Exercise aim | Reproduce, character for character, the stretch of the listing below from the line containing "Localize each UI" through the line containing "x-tick-label: 25 — [640, 203, 654, 218]", including both of those lines.

Extracted entries |

════════════════

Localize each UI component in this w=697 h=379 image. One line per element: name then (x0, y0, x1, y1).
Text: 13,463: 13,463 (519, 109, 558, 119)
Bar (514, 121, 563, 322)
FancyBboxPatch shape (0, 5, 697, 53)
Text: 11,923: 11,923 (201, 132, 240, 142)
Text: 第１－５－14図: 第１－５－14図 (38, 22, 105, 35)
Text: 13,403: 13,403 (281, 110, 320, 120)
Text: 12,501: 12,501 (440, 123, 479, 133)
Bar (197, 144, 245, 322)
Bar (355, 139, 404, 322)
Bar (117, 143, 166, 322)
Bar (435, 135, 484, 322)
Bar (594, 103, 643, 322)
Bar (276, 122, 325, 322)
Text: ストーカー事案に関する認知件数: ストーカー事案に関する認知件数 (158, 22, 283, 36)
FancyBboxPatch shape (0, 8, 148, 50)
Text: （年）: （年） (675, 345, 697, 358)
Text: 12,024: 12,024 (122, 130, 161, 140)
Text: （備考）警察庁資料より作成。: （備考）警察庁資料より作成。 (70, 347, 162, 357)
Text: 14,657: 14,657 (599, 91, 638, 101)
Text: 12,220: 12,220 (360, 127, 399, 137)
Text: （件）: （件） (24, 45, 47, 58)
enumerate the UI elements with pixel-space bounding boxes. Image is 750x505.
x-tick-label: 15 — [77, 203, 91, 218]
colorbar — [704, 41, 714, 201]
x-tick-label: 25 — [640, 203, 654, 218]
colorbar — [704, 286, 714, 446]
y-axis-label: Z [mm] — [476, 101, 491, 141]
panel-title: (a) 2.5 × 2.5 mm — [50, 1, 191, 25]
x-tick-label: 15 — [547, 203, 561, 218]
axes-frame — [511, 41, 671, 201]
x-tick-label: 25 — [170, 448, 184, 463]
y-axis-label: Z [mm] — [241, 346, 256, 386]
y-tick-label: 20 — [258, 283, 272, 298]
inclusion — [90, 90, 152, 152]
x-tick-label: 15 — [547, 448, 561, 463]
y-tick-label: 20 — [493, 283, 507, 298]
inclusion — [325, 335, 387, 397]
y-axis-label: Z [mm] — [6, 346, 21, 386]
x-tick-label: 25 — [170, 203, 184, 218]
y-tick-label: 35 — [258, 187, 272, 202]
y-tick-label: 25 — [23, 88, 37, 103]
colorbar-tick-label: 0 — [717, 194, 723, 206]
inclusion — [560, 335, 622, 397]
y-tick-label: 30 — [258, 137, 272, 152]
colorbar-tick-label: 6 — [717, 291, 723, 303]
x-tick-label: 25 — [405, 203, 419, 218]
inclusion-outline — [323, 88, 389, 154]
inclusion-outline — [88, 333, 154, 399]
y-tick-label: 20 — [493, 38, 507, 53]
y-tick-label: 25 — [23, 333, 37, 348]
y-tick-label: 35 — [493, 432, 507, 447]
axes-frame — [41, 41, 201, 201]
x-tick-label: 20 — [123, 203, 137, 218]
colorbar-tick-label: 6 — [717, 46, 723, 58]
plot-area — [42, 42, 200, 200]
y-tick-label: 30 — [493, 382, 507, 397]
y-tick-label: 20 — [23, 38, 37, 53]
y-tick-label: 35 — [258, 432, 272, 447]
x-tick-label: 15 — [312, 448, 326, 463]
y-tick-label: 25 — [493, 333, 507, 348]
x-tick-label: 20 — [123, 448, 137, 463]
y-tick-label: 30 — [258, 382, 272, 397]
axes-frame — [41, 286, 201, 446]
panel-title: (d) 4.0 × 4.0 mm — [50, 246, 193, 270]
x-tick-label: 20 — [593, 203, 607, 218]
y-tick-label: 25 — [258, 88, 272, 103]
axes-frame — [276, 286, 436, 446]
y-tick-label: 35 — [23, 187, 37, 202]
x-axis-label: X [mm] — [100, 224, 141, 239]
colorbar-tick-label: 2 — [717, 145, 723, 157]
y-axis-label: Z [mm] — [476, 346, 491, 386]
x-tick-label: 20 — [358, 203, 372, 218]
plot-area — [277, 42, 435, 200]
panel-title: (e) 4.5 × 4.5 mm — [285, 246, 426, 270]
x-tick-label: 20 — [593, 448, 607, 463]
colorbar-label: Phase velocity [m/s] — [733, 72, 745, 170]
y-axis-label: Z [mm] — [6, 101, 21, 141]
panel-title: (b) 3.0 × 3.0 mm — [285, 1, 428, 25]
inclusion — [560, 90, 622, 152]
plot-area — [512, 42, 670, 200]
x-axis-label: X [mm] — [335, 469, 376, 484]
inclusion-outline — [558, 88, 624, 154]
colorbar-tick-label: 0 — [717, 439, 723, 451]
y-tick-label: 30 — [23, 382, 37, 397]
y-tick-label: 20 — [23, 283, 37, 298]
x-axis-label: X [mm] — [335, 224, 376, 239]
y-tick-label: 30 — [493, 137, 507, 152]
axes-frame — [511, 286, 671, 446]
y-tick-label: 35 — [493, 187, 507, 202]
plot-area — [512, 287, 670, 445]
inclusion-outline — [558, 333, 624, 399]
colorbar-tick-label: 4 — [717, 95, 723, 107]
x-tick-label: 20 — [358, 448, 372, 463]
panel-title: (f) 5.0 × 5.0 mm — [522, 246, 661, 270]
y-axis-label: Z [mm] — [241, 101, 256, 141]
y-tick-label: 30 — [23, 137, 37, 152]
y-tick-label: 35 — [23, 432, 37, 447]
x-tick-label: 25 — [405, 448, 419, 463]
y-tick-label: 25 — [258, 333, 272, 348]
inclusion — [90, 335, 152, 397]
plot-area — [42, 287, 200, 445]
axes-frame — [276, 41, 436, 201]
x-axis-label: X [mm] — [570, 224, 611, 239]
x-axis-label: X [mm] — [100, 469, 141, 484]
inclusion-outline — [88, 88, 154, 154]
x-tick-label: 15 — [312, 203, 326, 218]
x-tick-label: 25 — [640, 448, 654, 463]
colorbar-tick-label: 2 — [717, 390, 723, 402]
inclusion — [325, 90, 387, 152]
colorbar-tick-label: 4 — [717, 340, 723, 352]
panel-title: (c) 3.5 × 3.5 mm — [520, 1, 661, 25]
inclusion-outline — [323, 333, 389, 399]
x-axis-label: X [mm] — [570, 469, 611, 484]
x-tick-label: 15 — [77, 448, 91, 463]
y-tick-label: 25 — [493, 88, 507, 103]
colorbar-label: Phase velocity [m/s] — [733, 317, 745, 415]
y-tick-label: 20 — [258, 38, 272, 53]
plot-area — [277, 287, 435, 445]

════════════════

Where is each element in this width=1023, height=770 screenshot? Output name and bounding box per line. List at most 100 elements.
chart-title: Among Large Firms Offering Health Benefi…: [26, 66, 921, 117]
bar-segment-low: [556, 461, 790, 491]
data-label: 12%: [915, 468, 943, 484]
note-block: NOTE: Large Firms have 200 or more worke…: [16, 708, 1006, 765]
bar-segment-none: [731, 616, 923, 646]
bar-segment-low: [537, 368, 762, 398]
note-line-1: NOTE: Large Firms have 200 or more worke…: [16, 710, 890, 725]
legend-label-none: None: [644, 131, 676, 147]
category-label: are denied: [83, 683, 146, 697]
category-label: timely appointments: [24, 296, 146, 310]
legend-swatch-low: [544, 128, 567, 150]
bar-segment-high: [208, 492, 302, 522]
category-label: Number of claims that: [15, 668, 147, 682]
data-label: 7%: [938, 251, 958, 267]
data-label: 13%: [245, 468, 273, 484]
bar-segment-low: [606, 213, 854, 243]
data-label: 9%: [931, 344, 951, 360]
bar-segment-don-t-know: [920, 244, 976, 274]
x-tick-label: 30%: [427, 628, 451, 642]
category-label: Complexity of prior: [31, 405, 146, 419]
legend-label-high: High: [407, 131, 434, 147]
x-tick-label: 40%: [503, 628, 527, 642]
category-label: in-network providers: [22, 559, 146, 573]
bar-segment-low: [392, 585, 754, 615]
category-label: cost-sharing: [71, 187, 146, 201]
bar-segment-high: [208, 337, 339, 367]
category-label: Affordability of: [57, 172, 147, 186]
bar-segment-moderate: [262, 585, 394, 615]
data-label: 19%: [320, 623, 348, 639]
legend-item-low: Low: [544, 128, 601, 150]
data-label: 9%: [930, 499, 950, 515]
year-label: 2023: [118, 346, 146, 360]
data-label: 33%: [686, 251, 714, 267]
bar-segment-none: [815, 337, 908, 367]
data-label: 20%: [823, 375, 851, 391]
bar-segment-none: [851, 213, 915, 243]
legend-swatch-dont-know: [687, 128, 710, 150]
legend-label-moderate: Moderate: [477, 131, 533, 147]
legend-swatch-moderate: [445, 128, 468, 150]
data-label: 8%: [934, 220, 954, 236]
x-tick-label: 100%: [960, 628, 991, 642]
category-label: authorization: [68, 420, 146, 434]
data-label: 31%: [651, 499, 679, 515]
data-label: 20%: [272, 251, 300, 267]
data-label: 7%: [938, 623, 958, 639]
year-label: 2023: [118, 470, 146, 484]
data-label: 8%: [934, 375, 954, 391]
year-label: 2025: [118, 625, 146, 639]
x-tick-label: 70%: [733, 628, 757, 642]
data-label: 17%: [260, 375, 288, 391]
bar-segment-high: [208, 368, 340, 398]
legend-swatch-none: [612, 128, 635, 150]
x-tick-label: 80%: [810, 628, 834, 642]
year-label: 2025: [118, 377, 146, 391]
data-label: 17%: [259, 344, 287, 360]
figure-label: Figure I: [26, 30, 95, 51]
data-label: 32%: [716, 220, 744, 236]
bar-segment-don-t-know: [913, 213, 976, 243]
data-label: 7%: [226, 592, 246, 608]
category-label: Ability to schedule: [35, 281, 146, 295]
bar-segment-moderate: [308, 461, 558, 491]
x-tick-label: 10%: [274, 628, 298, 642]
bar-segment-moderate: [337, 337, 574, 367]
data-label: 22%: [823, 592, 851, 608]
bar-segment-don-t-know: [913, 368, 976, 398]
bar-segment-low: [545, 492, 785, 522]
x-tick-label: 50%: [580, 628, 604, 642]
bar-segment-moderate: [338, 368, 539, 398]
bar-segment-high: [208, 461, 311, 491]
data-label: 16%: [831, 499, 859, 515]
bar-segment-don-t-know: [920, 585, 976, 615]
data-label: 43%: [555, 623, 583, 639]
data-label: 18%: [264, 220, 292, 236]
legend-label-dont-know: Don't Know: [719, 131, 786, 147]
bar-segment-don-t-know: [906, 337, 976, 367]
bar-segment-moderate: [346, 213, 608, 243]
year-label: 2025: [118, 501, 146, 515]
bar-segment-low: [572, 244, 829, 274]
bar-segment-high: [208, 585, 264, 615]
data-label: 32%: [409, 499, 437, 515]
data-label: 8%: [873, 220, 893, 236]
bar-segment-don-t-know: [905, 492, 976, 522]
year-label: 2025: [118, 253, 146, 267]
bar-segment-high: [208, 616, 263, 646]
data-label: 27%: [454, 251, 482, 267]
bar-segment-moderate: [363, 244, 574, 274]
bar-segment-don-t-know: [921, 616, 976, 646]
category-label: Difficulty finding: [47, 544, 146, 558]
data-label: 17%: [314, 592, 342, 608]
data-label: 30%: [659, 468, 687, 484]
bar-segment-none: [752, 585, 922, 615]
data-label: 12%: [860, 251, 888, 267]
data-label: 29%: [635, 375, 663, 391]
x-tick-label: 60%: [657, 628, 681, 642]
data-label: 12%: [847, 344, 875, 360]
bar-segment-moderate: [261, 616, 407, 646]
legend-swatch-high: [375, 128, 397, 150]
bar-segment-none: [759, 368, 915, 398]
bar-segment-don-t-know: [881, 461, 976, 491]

════════════════

The result |
Localize each UI component in this w=697 h=379 image. One line per element: name then (x0, y0, x1, y1).
Text: 13,463: 13,463 (519, 109, 558, 119)
Bar (514, 121, 563, 322)
FancyBboxPatch shape (0, 5, 697, 53)
Text: 11,923: 11,923 (201, 132, 240, 142)
Text: 第１－５－14図: 第１－５－14図 (38, 22, 105, 35)
Text: 13,403: 13,403 (281, 110, 320, 120)
Text: 12,501: 12,501 (440, 123, 479, 133)
Bar (197, 144, 245, 322)
Bar (355, 139, 404, 322)
Bar (117, 143, 166, 322)
Bar (435, 135, 484, 322)
Bar (594, 103, 643, 322)
Bar (276, 122, 325, 322)
Text: ストーカー事案に関する認知件数: ストーカー事案に関する認知件数 (158, 22, 283, 36)
FancyBboxPatch shape (0, 8, 148, 50)
Text: （年）: （年） (675, 345, 697, 358)
Text: 12,024: 12,024 (122, 130, 161, 140)
Text: （備考）警察庁資料より作成。: （備考）警察庁資料より作成。 (70, 347, 162, 357)
Text: 14,657: 14,657 (599, 91, 638, 101)
Text: 12,220: 12,220 (360, 127, 399, 137)
Text: （件）: （件） (24, 45, 47, 58)
enumerate the UI elements with pixel-space bounding boxes. Image is 750x505.
x-tick-label: 15 — [77, 203, 91, 218]
colorbar — [704, 41, 714, 201]
x-tick-label: 25 — [640, 203, 654, 218]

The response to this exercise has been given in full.